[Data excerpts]
* begin *

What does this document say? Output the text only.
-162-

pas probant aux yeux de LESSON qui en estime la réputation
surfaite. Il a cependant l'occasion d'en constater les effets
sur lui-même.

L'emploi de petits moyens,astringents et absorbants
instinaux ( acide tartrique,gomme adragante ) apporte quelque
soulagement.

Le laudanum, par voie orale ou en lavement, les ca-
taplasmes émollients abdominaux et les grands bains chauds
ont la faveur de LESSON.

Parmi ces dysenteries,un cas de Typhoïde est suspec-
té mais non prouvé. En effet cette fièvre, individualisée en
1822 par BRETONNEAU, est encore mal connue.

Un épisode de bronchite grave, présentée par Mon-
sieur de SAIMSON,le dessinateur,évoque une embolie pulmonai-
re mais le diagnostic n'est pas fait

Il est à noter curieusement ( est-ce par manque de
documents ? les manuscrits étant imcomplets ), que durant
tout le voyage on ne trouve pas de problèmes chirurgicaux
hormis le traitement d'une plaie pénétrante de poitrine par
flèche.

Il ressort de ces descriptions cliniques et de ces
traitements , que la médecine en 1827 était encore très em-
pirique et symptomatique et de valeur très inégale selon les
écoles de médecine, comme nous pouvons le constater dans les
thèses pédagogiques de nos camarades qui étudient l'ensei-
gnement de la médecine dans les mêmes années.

* end *

- **Direction**
Set down the listing above in full, please, exactly as it appears.

- **Reply to the task**
What does this document say? Output the text only.
-162-

pas probant aux yeux de LESSON qui en estime la réputation
surfaite. Il a cependant l'occasion d'en constater les effets
sur lui-même.

L'emploi de petits moyens,astringents et absorbants
instinaux ( acide tartrique,gomme adragante ) apporte quelque
soulagement.

Le laudanum, par voie orale ou en lavement, les ca-
taplasmes émollients abdominaux et les grands bains chauds
ont la faveur de LESSON.

Parmi ces dysenteries,un cas de Typhoïde est suspec-
té mais non prouvé. En effet cette fièvre, individualisée en
1822 par BRETONNEAU, est encore mal connue.

Un épisode de bronchite grave, présentée par Mon-
sieur de SAIMSON,le dessinateur,évoque une embolie pulmonai-
re mais le diagnostic n'est pas fait

Il est à noter curieusement ( est-ce par manque de
documents ? les manuscrits étant imcomplets ), que durant
tout le voyage on ne trouve pas de problèmes chirurgicaux
hormis le traitement d'une plaie pénétrante de poitrine par
flèche.

Il ressort de ces descriptions cliniques et de ces
traitements , que la médecine en 1827 était encore très em-
pirique et symptomatique et de valeur très inégale selon les
écoles de médecine, comme nous pouvons le constater dans les
thèses pédagogiques de nos camarades qui étudient l'ensei-
gnement de la médecine dans les mêmes années.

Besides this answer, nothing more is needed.